- Work to be completed
Below are records to be output exactly, every one of them.

"""

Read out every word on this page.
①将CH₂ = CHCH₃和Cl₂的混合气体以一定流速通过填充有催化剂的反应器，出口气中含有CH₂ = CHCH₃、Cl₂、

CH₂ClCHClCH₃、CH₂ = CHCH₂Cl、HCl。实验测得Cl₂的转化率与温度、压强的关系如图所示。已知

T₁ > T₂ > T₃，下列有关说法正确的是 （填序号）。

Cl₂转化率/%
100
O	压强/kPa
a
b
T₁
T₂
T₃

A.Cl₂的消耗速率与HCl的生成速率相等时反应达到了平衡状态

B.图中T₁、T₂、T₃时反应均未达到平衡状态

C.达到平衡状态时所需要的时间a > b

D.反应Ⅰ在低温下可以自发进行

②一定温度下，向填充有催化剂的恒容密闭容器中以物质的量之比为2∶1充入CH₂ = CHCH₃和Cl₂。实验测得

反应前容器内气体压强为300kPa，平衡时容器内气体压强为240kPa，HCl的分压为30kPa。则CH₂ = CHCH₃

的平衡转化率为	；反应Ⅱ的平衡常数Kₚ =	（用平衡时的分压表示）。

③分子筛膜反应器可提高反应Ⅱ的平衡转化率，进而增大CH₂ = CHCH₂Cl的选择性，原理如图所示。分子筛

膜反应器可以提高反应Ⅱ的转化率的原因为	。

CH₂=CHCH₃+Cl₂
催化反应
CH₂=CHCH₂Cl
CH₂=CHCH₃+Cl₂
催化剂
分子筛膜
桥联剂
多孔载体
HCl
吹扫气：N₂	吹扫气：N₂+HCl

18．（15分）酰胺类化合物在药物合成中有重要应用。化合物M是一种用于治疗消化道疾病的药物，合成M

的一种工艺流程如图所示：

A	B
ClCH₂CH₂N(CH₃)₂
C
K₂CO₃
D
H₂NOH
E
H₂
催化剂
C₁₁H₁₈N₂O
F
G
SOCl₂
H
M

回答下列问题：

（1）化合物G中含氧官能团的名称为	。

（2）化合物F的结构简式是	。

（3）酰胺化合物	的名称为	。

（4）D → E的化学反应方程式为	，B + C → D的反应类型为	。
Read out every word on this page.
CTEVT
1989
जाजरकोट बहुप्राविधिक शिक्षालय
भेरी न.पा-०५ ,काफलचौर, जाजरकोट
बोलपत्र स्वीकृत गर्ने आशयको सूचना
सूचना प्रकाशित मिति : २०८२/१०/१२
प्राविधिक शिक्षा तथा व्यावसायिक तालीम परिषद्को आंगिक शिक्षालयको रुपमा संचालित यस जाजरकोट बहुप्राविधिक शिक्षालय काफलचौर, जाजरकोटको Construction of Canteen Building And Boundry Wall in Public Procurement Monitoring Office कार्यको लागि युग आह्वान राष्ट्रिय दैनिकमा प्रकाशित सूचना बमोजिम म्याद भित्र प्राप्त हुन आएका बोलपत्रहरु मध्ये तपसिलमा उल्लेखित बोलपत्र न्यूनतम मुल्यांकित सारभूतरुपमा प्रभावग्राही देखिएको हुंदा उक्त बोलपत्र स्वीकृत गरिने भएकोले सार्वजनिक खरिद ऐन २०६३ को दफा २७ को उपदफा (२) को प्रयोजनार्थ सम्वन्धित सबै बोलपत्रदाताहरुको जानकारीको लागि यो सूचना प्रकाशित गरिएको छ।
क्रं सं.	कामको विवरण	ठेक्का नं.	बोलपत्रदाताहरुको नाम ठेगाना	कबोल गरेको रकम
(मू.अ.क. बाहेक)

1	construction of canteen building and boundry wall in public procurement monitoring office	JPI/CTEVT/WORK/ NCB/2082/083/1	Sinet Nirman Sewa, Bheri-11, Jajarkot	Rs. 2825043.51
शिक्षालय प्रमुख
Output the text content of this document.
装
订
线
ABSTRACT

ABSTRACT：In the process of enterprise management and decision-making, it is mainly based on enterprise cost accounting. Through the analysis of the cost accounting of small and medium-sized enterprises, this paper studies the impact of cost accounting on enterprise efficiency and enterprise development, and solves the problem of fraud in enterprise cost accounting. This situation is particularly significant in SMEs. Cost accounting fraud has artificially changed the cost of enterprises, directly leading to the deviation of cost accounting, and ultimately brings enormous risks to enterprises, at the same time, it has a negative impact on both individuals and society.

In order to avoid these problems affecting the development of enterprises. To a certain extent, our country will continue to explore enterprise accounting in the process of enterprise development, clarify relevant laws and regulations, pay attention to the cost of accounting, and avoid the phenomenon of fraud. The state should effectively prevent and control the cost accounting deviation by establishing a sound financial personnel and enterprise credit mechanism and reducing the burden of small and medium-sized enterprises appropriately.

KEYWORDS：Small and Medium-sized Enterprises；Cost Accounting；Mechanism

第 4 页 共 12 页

"""

- The completed task
Read out every word on this page.
①将CH₂ = CHCH₃和Cl₂的混合气体以一定流速通过填充有催化剂的反应器，出口气中含有CH₂ = CHCH₃、Cl₂、

CH₂ClCHClCH₃、CH₂ = CHCH₂Cl、HCl。实验测得Cl₂的转化率与温度、压强的关系如图所示。已知

T₁ > T₂ > T₃，下列有关说法正确的是 （填序号）。

Cl₂转化率/%
100
O	压强/kPa
a
b
T₁
T₂
T₃

A.Cl₂的消耗速率与HCl的生成速率相等时反应达到了平衡状态

B.图中T₁、T₂、T₃时反应均未达到平衡状态

C.达到平衡状态时所需要的时间a > b

D.反应Ⅰ在低温下可以自发进行

②一定温度下，向填充有催化剂的恒容密闭容器中以物质的量之比为2∶1充入CH₂ = CHCH₃和Cl₂。实验测得

反应前容器内气体压强为300kPa，平衡时容器内气体压强为240kPa，HCl的分压为30kPa。则CH₂ = CHCH₃

的平衡转化率为	；反应Ⅱ的平衡常数Kₚ =	（用平衡时的分压表示）。

③分子筛膜反应器可提高反应Ⅱ的平衡转化率，进而增大CH₂ = CHCH₂Cl的选择性，原理如图所示。分子筛

膜反应器可以提高反应Ⅱ的转化率的原因为	。

CH₂=CHCH₃+Cl₂
催化反应
CH₂=CHCH₂Cl
CH₂=CHCH₃+Cl₂
催化剂
分子筛膜
桥联剂
多孔载体
HCl
吹扫气：N₂	吹扫气：N₂+HCl

18．（15分）酰胺类化合物在药物合成中有重要应用。化合物M是一种用于治疗消化道疾病的药物，合成M

的一种工艺流程如图所示：

A	B
ClCH₂CH₂N(CH₃)₂
C
K₂CO₃
D
H₂NOH
E
H₂
催化剂
C₁₁H₁₈N₂O
F
G
SOCl₂
H
M

回答下列问题：

（1）化合物G中含氧官能团的名称为	。

（2）化合物F的结构简式是	。

（3）酰胺化合物	的名称为	。

（4）D → E的化学反应方程式为	，B + C → D的反应类型为	。
Read out every word on this page.
CTEVT
1989
जाजरकोट बहुप्राविधिक शिक्षालय
भेरी न.पा-०५ ,काफलचौर, जाजरकोट
बोलपत्र स्वीकृत गर्ने आशयको सूचना
सूचना प्रकाशित मिति : २०८२/१०/१२
प्राविधिक शिक्षा तथा व्यावसायिक तालीम परिषद्को आंगिक शिक्षालयको रुपमा संचालित यस जाजरकोट बहुप्राविधिक शिक्षालय काफलचौर, जाजरकोटको Construction of Canteen Building And Boundry Wall in Public Procurement Monitoring Office कार्यको लागि युग आह्वान राष्ट्रिय दैनिकमा प्रकाशित सूचना बमोजिम म्याद भित्र प्राप्त हुन आएका बोलपत्रहरु मध्ये तपसिलमा उल्लेखित बोलपत्र न्यूनतम मुल्यांकित सारभूतरुपमा प्रभावग्राही देखिएको हुंदा उक्त बोलपत्र स्वीकृत गरिने भएकोले सार्वजनिक खरिद ऐन २०६३ को दफा २७ को उपदफा (२) को प्रयोजनार्थ सम्वन्धित सबै बोलपत्रदाताहरुको जानकारीको लागि यो सूचना प्रकाशित गरिएको छ।
क्रं सं.	कामको विवरण	ठेक्का नं.	बोलपत्रदाताहरुको नाम ठेगाना	कबोल गरेको रकम
(मू.अ.क. बाहेक)

1	construction of canteen building and boundry wall in public procurement monitoring office	JPI/CTEVT/WORK/ NCB/2082/083/1	Sinet Nirman Sewa, Bheri-11, Jajarkot	Rs. 2825043.51
शिक्षालय प्रमुख
Output the text content of this document.
装
订
线
ABSTRACT

ABSTRACT：In the process of enterprise management and decision-making, it is mainly based on enterprise cost accounting. Through the analysis of the cost accounting of small and medium-sized enterprises, this paper studies the impact of cost accounting on enterprise efficiency and enterprise development, and solves the problem of fraud in enterprise cost accounting. This situation is particularly significant in SMEs. Cost accounting fraud has artificially changed the cost of enterprises, directly leading to the deviation of cost accounting, and ultimately brings enormous risks to enterprises, at the same time, it has a negative impact on both individuals and society.

In order to avoid these problems affecting the development of enterprises. To a certain extent, our country will continue to explore enterprise accounting in the process of enterprise development, clarify relevant laws and regulations, pay attention to the cost of accounting, and avoid the phenomenon of fraud. The state should effectively prevent and control the cost accounting deviation by establishing a sound financial personnel and enterprise credit mechanism and reducing the burden of small and medium-sized enterprises appropriately.

KEYWORDS：Small and Medium-sized Enterprises；Cost Accounting；Mechanism

第 4 页 共 12 页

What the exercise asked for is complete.